(WHAT THE TASK ASKS):
Reproduce each line that includes the word "return".

[Stored data]
********************

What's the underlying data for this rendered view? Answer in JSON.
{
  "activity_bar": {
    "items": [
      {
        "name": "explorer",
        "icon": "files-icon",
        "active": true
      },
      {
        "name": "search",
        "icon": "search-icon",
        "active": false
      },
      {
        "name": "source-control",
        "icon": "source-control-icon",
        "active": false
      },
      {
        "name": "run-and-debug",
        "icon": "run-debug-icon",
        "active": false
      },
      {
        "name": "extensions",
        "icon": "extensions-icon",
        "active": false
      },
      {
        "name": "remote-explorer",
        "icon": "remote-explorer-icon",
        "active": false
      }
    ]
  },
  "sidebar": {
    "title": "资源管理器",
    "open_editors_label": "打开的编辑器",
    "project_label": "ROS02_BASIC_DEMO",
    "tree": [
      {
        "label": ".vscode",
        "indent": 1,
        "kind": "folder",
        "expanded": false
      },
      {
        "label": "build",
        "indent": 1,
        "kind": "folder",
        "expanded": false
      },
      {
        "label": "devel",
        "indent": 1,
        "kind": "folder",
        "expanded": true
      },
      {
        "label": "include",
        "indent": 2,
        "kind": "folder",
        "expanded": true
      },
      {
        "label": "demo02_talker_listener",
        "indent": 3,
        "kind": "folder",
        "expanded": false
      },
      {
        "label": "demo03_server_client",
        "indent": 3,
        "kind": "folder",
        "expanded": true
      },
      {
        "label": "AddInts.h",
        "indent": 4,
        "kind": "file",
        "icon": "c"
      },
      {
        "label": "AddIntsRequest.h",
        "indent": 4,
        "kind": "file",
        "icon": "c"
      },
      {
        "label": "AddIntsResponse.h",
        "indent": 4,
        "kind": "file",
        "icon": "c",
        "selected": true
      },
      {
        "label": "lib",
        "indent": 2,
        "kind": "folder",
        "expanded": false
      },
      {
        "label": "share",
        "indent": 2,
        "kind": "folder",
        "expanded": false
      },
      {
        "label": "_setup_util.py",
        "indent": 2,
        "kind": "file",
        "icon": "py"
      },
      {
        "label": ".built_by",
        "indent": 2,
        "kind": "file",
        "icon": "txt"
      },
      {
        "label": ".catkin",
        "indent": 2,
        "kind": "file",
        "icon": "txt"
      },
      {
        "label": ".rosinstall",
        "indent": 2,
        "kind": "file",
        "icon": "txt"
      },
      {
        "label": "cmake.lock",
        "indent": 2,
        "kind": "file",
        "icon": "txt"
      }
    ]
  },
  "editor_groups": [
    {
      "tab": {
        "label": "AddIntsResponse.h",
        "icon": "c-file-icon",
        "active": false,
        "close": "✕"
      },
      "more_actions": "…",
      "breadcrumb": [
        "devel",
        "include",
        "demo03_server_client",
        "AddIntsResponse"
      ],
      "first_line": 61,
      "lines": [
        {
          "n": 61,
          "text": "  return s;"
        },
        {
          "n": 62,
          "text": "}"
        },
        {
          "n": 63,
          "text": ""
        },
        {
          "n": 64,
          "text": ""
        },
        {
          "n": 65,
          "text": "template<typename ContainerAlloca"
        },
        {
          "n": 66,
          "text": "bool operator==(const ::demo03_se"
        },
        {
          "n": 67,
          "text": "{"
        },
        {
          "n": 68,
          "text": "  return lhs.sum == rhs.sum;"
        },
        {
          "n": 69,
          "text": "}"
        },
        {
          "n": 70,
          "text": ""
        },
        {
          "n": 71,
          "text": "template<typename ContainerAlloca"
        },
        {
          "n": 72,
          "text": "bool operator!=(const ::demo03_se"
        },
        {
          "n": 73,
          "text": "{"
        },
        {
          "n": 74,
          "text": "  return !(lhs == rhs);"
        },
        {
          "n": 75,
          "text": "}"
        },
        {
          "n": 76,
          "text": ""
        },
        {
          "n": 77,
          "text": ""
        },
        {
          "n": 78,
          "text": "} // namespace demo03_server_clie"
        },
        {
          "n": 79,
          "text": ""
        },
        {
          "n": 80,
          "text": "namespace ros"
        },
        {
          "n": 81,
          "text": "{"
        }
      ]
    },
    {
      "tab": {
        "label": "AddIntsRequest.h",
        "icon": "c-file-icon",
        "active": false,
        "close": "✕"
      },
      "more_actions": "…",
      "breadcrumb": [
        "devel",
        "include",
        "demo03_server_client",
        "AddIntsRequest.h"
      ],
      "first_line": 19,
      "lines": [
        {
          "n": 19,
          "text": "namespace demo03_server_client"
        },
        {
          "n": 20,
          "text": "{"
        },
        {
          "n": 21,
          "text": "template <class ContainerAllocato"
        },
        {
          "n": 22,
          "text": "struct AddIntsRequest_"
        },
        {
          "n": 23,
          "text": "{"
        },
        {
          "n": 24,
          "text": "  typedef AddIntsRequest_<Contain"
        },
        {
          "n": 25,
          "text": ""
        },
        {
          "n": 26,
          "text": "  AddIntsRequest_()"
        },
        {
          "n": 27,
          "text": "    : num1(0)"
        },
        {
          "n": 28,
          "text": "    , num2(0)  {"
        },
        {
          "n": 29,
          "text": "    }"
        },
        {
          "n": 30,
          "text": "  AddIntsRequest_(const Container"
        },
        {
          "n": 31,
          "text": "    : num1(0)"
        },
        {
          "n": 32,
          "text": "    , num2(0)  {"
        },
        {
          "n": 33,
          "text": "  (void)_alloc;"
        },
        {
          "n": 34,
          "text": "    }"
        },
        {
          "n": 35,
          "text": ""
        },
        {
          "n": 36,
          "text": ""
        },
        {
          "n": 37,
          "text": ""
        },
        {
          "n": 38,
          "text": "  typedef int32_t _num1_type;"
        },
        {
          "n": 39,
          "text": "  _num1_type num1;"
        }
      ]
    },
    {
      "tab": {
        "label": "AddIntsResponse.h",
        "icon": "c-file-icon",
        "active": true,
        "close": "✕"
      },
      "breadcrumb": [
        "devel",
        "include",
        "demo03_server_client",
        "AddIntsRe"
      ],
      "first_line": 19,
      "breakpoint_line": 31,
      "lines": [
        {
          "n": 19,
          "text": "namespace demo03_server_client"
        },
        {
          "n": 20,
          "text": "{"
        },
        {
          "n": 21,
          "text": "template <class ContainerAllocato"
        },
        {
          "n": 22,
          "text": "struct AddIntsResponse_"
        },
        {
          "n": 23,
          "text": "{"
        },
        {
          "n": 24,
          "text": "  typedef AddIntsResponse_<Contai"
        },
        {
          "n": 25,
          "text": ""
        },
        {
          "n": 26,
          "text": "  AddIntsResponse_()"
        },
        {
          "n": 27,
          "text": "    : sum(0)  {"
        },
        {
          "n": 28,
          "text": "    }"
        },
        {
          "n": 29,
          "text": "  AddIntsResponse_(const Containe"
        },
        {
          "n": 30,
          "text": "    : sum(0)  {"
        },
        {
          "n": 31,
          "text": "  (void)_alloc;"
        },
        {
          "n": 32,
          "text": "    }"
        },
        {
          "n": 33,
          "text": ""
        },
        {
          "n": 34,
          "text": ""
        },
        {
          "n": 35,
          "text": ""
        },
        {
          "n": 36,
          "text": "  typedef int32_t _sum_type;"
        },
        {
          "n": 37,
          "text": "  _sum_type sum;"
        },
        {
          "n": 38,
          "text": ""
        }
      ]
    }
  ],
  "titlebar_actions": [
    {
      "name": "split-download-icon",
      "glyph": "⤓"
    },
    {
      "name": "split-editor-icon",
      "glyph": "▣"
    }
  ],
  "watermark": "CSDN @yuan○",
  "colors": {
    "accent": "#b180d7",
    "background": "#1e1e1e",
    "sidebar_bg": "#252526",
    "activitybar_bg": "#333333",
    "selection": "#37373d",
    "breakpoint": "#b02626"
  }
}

********************

(RESPONSE TO THIS EXERCISE):
          "text": "  return s;"
          "text": "  return lhs.sum == rhs.sum;"
          "text": "  return !(lhs == rhs);"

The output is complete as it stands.